*Stated problem*
Pick out all lines in the listing holding the string "style" and copy them.

*Supplied material*
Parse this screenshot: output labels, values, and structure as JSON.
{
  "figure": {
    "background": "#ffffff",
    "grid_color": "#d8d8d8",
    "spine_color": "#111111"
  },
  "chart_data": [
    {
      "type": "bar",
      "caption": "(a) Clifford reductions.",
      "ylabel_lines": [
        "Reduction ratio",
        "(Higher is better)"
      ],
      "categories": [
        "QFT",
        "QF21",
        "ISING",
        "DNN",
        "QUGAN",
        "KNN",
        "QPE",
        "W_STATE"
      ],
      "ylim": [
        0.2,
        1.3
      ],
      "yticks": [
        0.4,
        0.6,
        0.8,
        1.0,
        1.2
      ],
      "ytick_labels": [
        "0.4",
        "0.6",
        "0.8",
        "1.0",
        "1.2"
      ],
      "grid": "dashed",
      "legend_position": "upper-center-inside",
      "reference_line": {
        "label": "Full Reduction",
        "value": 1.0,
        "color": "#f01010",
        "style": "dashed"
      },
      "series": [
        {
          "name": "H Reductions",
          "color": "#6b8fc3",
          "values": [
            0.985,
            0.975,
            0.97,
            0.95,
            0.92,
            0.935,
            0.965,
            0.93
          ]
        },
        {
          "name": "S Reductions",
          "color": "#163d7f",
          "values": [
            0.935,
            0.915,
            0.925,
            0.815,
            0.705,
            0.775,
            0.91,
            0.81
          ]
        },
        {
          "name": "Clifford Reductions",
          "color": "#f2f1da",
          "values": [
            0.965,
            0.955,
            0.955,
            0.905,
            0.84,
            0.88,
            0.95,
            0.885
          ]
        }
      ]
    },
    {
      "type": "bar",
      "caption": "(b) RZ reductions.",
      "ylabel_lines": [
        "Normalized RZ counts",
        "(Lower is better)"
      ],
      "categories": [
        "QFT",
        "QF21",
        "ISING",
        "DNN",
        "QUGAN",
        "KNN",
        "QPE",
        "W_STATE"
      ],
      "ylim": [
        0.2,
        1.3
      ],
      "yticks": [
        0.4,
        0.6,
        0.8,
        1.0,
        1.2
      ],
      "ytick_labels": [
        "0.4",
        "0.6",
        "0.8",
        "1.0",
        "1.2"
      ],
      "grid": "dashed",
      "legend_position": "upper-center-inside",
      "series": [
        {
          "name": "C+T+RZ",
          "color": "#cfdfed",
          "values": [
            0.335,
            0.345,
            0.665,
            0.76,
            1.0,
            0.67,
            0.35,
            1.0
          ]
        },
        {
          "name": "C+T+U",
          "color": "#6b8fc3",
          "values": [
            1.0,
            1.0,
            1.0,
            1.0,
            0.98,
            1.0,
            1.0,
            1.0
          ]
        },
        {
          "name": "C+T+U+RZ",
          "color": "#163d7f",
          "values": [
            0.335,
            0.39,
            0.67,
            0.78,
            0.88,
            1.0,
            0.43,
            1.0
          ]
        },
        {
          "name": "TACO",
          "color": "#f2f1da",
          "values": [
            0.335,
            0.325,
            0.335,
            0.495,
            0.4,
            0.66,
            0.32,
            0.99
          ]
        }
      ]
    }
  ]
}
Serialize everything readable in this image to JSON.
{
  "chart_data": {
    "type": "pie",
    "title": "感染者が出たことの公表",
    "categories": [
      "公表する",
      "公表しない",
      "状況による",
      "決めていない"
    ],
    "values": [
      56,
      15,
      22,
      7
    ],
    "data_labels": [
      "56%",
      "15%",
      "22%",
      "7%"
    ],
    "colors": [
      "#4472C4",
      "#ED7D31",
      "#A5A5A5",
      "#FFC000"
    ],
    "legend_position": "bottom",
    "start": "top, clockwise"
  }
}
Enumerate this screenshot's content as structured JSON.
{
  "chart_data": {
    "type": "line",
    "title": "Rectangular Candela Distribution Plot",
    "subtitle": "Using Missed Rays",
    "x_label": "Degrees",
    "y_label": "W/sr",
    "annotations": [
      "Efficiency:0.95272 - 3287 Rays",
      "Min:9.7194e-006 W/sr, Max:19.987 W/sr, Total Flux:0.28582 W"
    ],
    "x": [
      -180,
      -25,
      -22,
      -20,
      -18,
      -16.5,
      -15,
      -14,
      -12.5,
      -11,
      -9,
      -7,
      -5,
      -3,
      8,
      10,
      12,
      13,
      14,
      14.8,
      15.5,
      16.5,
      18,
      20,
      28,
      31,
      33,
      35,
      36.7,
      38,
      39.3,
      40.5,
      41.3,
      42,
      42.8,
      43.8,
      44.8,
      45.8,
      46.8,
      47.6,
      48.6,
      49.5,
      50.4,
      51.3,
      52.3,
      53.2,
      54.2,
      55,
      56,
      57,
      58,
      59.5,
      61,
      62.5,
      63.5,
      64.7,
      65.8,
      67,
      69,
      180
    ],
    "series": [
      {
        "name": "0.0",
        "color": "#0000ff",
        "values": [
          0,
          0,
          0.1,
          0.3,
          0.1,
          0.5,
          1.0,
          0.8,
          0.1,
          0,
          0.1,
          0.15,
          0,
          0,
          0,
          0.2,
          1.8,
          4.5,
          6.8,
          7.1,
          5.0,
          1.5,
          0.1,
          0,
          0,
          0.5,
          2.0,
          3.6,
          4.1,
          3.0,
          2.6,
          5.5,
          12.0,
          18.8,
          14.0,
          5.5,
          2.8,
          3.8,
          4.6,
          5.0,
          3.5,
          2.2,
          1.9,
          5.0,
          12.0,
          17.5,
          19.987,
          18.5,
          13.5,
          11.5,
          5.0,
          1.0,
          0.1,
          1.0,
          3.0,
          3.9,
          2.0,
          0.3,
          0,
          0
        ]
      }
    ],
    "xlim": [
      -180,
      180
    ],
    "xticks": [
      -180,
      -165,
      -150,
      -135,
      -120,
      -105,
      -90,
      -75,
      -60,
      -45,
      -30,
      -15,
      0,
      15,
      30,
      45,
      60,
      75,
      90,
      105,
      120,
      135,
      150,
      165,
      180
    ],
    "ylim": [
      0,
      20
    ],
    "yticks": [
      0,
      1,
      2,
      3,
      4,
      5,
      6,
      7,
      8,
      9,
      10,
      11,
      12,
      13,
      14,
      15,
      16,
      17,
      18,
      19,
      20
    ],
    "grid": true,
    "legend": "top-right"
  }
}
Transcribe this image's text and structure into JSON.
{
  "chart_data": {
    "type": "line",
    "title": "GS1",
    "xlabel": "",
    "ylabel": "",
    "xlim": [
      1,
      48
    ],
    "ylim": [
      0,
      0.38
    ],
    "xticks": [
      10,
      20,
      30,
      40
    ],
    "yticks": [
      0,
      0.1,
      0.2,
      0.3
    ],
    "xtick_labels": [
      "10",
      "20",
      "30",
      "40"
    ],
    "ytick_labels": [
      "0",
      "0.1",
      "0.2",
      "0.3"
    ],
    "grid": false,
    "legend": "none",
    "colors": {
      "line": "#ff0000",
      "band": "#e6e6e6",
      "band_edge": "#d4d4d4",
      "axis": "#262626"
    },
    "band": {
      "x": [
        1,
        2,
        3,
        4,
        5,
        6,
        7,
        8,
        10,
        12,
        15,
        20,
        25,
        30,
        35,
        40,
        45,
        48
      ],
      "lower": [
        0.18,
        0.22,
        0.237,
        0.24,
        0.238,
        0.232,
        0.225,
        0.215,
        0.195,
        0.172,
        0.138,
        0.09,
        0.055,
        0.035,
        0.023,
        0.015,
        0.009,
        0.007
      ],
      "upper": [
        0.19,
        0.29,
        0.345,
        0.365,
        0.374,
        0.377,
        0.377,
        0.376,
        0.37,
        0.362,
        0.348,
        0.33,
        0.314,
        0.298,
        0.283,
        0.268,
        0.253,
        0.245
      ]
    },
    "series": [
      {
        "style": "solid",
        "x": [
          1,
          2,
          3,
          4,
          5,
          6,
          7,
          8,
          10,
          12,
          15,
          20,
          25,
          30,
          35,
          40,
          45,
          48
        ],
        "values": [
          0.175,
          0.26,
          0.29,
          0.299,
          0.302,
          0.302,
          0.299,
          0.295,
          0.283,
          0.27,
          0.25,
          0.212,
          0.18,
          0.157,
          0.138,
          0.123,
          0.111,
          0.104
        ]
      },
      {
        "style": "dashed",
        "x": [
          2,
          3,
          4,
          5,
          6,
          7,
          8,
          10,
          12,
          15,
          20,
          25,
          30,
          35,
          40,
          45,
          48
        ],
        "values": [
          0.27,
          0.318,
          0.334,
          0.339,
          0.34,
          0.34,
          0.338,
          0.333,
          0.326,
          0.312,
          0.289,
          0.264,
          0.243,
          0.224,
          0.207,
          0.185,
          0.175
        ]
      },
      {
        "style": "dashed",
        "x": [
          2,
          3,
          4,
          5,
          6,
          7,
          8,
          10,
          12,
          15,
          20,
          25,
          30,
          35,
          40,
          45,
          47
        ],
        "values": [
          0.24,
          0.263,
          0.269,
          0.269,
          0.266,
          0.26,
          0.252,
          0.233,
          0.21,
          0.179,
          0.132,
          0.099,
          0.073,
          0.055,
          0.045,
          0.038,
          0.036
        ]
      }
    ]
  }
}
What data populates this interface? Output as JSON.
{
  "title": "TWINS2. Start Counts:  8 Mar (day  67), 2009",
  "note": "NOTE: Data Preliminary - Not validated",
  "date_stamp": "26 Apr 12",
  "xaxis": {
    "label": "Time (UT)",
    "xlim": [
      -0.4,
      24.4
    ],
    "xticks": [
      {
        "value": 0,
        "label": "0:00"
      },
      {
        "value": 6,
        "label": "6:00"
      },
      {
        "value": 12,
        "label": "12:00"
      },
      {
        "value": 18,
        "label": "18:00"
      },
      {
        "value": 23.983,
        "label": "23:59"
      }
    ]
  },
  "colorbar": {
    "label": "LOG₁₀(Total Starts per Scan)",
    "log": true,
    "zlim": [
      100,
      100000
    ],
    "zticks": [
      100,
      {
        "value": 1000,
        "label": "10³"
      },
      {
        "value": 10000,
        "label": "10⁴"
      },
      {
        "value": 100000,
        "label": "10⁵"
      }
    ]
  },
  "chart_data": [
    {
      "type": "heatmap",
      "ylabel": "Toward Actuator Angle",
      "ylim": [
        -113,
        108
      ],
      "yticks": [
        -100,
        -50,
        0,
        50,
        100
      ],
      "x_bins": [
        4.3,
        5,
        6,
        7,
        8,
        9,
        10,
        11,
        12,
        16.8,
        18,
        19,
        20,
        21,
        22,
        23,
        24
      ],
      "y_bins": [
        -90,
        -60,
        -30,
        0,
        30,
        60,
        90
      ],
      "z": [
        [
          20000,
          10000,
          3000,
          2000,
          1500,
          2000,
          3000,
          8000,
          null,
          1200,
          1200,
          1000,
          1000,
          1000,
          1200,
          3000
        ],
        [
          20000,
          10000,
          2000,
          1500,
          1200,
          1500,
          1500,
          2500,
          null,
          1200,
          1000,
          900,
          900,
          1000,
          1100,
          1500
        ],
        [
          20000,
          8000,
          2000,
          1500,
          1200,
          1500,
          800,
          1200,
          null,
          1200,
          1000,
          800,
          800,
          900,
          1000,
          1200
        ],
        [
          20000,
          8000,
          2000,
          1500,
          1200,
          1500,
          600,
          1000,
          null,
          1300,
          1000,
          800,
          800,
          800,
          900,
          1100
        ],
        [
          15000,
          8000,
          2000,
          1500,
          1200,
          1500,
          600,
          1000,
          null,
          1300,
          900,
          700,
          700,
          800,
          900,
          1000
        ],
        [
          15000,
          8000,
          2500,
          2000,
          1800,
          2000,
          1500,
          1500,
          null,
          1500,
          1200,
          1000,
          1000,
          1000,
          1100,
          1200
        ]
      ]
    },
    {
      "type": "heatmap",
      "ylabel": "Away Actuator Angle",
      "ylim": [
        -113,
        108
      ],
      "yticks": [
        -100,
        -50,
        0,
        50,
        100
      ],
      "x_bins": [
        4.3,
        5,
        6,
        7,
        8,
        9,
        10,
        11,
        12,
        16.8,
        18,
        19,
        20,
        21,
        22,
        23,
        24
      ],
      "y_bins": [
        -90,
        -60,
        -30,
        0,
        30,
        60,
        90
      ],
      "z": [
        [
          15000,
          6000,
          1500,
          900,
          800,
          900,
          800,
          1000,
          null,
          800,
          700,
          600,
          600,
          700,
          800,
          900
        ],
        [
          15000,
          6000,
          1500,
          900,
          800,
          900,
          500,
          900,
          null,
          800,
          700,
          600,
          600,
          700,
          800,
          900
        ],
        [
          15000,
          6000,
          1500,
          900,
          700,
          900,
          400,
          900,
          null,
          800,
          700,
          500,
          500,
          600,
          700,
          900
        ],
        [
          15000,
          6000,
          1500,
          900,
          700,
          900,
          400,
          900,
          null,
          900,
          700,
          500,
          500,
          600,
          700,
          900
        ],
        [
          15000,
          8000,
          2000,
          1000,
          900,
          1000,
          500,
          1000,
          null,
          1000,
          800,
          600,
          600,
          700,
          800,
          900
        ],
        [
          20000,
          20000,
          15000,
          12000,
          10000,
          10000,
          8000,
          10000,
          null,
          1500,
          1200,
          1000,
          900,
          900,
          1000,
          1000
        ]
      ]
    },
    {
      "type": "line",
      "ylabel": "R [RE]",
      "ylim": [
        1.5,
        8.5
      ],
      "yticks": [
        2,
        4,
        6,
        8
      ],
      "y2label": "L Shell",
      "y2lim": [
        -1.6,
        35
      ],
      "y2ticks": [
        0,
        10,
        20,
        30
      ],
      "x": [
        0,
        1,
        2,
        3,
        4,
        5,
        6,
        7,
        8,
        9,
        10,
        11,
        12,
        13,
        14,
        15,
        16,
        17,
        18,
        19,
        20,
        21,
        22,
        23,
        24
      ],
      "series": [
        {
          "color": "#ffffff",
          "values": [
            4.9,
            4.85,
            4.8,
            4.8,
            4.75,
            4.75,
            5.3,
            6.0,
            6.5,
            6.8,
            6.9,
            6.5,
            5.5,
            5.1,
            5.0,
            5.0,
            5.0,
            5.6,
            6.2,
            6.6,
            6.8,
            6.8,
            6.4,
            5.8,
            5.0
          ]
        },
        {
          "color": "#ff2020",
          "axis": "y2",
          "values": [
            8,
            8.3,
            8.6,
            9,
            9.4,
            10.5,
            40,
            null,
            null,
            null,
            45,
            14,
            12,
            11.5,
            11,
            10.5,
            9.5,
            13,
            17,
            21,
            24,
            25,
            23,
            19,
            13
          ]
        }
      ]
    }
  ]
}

*Task result*
        "style": "dashed"
        "style": "solid",
        "style": "dashed",
        "style": "dashed",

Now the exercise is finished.